To do:
In the entries that follow, how many lines contain the word "colorbar"? Answer with the number only.

Data records:
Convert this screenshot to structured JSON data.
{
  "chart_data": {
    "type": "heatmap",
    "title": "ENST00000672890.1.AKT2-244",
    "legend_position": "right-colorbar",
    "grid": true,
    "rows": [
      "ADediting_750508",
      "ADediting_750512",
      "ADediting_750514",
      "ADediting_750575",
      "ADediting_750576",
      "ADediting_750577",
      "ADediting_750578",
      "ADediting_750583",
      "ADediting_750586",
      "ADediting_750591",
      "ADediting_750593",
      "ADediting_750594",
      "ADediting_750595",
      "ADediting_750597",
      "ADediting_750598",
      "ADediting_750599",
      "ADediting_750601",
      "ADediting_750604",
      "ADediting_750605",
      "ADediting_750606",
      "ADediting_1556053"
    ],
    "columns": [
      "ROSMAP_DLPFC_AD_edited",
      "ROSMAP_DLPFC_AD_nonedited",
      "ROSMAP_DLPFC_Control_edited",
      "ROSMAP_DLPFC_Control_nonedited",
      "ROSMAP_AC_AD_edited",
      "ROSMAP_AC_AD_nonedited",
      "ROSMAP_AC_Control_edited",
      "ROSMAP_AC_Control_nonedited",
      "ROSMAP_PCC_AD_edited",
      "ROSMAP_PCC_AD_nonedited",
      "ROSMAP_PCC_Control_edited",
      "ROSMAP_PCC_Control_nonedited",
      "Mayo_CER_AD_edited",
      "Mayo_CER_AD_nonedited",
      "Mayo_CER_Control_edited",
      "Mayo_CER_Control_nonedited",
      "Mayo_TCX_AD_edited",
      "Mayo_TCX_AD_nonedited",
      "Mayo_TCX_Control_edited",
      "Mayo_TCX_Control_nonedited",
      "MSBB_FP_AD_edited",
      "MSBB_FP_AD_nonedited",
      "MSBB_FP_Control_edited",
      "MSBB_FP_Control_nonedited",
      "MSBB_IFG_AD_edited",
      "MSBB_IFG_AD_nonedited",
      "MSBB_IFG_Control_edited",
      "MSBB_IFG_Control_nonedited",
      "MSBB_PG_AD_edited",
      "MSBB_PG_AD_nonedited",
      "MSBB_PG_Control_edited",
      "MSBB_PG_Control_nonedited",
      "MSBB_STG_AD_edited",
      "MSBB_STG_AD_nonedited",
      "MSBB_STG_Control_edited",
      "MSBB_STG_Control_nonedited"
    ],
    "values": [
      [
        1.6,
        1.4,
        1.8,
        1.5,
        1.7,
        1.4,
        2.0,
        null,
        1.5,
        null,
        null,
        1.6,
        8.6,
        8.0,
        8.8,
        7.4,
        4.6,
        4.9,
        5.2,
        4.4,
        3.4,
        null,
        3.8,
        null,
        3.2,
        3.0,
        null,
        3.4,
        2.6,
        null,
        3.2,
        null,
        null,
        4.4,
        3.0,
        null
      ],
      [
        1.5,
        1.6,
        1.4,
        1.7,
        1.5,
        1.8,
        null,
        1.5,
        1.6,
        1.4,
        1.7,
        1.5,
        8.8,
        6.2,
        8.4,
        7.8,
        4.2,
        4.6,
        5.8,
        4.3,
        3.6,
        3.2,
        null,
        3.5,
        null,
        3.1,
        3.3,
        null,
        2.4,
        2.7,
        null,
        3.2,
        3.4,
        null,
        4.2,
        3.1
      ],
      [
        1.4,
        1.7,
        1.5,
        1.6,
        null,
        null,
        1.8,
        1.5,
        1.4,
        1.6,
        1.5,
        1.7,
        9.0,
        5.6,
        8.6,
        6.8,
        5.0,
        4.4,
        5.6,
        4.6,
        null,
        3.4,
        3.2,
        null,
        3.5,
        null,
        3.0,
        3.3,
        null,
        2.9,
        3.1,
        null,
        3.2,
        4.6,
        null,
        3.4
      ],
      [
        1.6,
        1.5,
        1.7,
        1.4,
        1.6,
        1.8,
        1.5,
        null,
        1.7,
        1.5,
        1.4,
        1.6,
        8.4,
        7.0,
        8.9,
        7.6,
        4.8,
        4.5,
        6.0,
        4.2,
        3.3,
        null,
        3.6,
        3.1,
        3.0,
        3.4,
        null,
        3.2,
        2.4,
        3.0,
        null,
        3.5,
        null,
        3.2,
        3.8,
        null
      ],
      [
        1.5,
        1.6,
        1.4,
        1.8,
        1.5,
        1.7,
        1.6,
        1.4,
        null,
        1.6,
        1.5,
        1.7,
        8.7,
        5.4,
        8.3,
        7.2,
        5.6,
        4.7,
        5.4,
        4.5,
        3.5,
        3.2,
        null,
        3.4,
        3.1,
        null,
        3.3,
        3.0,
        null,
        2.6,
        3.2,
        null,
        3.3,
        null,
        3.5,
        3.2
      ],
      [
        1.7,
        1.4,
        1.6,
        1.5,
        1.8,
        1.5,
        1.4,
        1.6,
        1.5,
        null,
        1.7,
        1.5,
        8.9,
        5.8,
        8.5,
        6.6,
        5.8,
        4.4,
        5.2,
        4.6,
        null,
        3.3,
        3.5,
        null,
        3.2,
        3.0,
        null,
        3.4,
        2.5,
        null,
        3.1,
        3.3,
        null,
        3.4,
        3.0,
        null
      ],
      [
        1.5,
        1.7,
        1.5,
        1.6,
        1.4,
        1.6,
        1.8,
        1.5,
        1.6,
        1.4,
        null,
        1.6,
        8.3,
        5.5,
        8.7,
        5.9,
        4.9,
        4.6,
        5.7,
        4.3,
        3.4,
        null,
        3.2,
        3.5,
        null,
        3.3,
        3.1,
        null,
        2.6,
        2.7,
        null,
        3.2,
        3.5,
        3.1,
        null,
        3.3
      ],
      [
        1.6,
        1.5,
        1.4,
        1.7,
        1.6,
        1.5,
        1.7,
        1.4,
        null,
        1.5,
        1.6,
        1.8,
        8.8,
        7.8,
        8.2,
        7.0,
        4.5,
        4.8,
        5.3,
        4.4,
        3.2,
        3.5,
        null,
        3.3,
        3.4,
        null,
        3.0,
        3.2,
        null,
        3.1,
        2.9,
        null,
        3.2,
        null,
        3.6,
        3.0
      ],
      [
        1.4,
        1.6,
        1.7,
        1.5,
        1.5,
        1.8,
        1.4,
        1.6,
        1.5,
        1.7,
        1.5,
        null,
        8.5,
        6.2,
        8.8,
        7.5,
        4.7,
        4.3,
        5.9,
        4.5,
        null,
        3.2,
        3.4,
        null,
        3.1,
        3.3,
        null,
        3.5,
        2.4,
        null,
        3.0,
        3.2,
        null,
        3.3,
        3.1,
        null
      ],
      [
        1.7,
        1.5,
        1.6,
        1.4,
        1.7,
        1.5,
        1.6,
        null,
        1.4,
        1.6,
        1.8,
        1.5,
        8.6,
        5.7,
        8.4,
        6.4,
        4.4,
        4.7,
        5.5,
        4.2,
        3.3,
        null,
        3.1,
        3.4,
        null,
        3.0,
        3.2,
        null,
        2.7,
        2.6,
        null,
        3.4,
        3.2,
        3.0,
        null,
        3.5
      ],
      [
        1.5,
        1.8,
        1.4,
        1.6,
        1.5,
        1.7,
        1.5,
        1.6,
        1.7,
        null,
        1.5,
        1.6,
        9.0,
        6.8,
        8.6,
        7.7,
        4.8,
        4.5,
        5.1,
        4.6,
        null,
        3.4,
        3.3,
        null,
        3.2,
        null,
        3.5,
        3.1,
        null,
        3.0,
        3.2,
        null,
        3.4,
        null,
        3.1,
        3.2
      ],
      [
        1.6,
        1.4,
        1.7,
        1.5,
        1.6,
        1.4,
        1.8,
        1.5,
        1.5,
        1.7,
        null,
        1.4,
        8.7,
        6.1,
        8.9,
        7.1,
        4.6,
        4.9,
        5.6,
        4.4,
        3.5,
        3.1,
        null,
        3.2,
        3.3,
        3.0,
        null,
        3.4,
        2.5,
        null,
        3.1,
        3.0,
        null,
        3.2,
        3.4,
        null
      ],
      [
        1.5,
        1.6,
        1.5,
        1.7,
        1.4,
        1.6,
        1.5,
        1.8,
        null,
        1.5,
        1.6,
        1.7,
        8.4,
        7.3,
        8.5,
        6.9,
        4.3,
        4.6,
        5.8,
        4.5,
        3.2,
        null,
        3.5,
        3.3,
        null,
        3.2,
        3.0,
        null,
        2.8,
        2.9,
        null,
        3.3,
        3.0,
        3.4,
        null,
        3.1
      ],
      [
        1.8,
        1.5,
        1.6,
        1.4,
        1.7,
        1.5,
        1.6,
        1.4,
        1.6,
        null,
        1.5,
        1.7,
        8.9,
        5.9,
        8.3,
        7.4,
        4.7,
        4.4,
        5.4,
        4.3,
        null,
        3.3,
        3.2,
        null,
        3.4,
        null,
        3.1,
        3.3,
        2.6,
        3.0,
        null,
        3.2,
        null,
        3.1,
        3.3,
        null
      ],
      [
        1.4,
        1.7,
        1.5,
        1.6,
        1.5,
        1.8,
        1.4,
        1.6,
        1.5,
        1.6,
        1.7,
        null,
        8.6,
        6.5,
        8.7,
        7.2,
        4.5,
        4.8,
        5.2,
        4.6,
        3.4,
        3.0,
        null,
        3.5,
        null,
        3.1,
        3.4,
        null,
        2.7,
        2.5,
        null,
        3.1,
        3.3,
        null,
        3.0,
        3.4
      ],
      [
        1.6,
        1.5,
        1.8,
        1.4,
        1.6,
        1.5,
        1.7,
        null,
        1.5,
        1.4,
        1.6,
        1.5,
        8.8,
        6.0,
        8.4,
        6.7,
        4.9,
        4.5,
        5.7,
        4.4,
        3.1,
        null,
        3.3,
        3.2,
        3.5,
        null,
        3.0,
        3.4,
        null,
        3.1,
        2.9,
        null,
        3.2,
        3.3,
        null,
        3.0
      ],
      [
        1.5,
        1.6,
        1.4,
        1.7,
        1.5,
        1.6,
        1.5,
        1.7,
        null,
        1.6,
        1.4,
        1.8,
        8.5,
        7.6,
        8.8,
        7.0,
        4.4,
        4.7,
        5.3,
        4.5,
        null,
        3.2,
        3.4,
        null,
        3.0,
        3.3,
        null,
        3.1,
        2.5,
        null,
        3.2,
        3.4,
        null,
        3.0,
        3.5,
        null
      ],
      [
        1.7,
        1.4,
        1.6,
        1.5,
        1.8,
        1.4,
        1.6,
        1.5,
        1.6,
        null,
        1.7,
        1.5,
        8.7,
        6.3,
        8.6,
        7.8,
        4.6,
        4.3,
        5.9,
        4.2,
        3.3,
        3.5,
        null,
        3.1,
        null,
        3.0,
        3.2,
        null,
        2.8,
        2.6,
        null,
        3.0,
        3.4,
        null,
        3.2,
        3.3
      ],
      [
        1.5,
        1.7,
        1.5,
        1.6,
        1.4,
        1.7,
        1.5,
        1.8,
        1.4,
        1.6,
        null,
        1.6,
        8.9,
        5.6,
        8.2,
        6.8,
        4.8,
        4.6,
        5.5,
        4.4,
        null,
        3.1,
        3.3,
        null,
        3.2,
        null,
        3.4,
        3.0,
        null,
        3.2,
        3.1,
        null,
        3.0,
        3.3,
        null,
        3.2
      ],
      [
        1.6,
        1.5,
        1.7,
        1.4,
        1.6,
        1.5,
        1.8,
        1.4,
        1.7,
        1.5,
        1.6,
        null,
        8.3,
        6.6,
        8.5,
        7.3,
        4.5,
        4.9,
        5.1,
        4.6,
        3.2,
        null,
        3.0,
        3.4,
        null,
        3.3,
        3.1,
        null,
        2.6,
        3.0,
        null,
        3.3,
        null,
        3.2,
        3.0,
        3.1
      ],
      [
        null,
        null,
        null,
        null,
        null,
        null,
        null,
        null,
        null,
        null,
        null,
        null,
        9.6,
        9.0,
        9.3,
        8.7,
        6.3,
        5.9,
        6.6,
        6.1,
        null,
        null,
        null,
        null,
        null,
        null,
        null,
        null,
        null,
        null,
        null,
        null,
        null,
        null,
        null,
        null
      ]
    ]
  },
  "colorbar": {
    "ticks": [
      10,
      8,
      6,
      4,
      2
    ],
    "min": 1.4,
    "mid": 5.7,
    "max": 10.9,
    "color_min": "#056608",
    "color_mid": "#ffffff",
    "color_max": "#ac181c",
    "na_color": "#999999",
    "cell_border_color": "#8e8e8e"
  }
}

Expected answer:
2